::: Materials provided :::
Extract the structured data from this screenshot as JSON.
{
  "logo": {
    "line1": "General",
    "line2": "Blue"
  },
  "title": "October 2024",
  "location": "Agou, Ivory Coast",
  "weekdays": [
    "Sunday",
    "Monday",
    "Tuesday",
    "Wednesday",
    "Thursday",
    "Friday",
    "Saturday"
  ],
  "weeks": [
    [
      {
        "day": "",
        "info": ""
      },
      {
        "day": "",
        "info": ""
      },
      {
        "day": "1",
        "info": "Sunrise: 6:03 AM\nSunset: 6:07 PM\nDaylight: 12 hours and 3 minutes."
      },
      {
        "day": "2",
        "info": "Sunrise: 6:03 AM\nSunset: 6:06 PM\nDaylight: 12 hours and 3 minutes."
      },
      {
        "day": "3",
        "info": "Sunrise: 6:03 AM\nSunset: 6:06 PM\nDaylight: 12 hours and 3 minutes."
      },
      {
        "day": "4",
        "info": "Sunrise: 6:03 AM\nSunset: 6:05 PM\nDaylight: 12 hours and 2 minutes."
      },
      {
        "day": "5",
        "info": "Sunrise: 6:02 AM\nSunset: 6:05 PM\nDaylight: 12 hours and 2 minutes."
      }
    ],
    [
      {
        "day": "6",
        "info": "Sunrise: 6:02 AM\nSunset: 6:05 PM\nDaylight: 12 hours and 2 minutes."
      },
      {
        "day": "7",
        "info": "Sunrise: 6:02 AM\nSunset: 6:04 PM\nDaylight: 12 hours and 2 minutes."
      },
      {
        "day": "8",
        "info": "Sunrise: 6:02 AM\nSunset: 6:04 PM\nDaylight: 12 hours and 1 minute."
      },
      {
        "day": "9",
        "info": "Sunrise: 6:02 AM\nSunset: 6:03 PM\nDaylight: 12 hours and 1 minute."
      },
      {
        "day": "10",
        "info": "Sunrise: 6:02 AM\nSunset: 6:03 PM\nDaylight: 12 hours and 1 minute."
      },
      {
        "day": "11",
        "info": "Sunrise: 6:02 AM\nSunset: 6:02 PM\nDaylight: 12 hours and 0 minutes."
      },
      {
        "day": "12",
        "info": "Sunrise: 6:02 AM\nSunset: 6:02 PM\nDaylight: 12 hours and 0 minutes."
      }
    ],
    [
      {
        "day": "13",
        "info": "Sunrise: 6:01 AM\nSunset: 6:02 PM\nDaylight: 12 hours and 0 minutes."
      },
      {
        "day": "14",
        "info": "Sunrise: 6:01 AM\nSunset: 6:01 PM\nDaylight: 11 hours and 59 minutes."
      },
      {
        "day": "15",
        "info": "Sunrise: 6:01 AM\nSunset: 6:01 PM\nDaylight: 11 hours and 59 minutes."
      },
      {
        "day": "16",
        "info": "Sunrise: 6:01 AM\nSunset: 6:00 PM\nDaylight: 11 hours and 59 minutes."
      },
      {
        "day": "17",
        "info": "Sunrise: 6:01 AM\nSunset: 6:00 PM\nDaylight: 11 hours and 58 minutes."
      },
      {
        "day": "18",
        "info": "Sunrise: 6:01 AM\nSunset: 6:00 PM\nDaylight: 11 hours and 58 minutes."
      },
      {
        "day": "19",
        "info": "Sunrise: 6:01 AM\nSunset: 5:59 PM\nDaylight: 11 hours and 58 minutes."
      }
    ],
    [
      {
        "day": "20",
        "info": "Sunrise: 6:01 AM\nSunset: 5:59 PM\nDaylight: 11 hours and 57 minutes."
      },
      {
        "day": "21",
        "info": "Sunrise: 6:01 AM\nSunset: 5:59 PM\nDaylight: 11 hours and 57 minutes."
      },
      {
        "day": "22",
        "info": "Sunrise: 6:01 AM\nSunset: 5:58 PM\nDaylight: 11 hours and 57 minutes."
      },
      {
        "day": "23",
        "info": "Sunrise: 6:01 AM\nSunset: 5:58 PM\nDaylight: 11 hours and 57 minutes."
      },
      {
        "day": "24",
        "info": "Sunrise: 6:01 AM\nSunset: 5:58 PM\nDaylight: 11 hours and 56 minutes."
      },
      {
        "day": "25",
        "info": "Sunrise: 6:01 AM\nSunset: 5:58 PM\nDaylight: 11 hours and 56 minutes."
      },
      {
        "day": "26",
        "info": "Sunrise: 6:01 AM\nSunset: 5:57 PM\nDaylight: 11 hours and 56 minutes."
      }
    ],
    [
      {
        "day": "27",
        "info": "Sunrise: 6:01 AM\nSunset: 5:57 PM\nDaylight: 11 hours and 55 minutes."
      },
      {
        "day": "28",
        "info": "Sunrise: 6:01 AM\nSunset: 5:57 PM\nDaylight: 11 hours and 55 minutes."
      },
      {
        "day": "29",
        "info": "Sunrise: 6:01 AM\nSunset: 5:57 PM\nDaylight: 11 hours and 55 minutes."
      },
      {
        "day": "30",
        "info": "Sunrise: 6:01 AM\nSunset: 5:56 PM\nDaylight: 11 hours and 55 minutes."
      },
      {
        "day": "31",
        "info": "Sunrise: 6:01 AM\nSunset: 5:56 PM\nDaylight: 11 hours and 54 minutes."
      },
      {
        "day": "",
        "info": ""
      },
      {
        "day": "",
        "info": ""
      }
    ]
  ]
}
:::
Brief:
Reproduce each record shown above without altering a single word.

Output of the exercise:
Extract the structured data from this screenshot as JSON.
{
  "logo": {
    "line1": "General",
    "line2": "Blue"
  },
  "title": "October 2024",
  "location": "Agou, Ivory Coast",
  "weekdays": [
    "Sunday",
    "Monday",
    "Tuesday",
    "Wednesday",
    "Thursday",
    "Friday",
    "Saturday"
  ],
  "weeks": [
    [
      {
        "day": "",
        "info": ""
      },
      {
        "day": "",
        "info": ""
      },
      {
        "day": "1",
        "info": "Sunrise: 6:03 AM\nSunset: 6:07 PM\nDaylight: 12 hours and 3 minutes."
      },
      {
        "day": "2",
        "info": "Sunrise: 6:03 AM\nSunset: 6:06 PM\nDaylight: 12 hours and 3 minutes."
      },
      {
        "day": "3",
        "info": "Sunrise: 6:03 AM\nSunset: 6:06 PM\nDaylight: 12 hours and 3 minutes."
      },
      {
        "day": "4",
        "info": "Sunrise: 6:03 AM\nSunset: 6:05 PM\nDaylight: 12 hours and 2 minutes."
      },
      {
        "day": "5",
        "info": "Sunrise: 6:02 AM\nSunset: 6:05 PM\nDaylight: 12 hours and 2 minutes."
      }
    ],
    [
      {
        "day": "6",
        "info": "Sunrise: 6:02 AM\nSunset: 6:05 PM\nDaylight: 12 hours and 2 minutes."
      },
      {
        "day": "7",
        "info": "Sunrise: 6:02 AM\nSunset: 6:04 PM\nDaylight: 12 hours and 2 minutes."
      },
      {
        "day": "8",
        "info": "Sunrise: 6:02 AM\nSunset: 6:04 PM\nDaylight: 12 hours and 1 minute."
      },
      {
        "day": "9",
        "info": "Sunrise: 6:02 AM\nSunset: 6:03 PM\nDaylight: 12 hours and 1 minute."
      },
      {
        "day": "10",
        "info": "Sunrise: 6:02 AM\nSunset: 6:03 PM\nDaylight: 12 hours and 1 minute."
      },
      {
        "day": "11",
        "info": "Sunrise: 6:02 AM\nSunset: 6:02 PM\nDaylight: 12 hours and 0 minutes."
      },
      {
        "day": "12",
        "info": "Sunrise: 6:02 AM\nSunset: 6:02 PM\nDaylight: 12 hours and 0 minutes."
      }
    ],
    [
      {
        "day": "13",
        "info": "Sunrise: 6:01 AM\nSunset: 6:02 PM\nDaylight: 12 hours and 0 minutes."
      },
      {
        "day": "14",
        "info": "Sunrise: 6:01 AM\nSunset: 6:01 PM\nDaylight: 11 hours and 59 minutes."
      },
      {
        "day": "15",
        "info": "Sunrise: 6:01 AM\nSunset: 6:01 PM\nDaylight: 11 hours and 59 minutes."
      },
      {
        "day": "16",
        "info": "Sunrise: 6:01 AM\nSunset: 6:00 PM\nDaylight: 11 hours and 59 minutes."
      },
      {
        "day": "17",
        "info": "Sunrise: 6:01 AM\nSunset: 6:00 PM\nDaylight: 11 hours and 58 minutes."
      },
      {
        "day": "18",
        "info": "Sunrise: 6:01 AM\nSunset: 6:00 PM\nDaylight: 11 hours and 58 minutes."
      },
      {
        "day": "19",
        "info": "Sunrise: 6:01 AM\nSunset: 5:59 PM\nDaylight: 11 hours and 58 minutes."
      }
    ],
    [
      {
        "day": "20",
        "info": "Sunrise: 6:01 AM\nSunset: 5:59 PM\nDaylight: 11 hours and 57 minutes."
      },
      {
        "day": "21",
        "info": "Sunrise: 6:01 AM\nSunset: 5:59 PM\nDaylight: 11 hours and 57 minutes."
      },
      {
        "day": "22",
        "info": "Sunrise: 6:01 AM\nSunset: 5:58 PM\nDaylight: 11 hours and 57 minutes."
      },
      {
        "day": "23",
        "info": "Sunrise: 6:01 AM\nSunset: 5:58 PM\nDaylight: 11 hours and 57 minutes."
      },
      {
        "day": "24",
        "info": "Sunrise: 6:01 AM\nSunset: 5:58 PM\nDaylight: 11 hours and 56 minutes."
      },
      {
        "day": "25",
        "info": "Sunrise: 6:01 AM\nSunset: 5:58 PM\nDaylight: 11 hours and 56 minutes."
      },
      {
        "day": "26",
        "info": "Sunrise: 6:01 AM\nSunset: 5:57 PM\nDaylight: 11 hours and 56 minutes."
      }
    ],
    [
      {
        "day": "27",
        "info": "Sunrise: 6:01 AM\nSunset: 5:57 PM\nDaylight: 11 hours and 55 minutes."
      },
      {
        "day": "28",
        "info": "Sunrise: 6:01 AM\nSunset: 5:57 PM\nDaylight: 11 hours and 55 minutes."
      },
      {
        "day": "29",
        "info": "Sunrise: 6:01 AM\nSunset: 5:57 PM\nDaylight: 11 hours and 55 minutes."
      },
      {
        "day": "30",
        "info": "Sunrise: 6:01 AM\nSunset: 5:56 PM\nDaylight: 11 hours and 55 minutes."
      },
      {
        "day": "31",
        "info": "Sunrise: 6:01 AM\nSunset: 5:56 PM\nDaylight: 11 hours and 54 minutes."
      },
      {
        "day": "",
        "info": ""
      },
      {
        "day": "",
        "info": ""
      }
    ]
  ]
}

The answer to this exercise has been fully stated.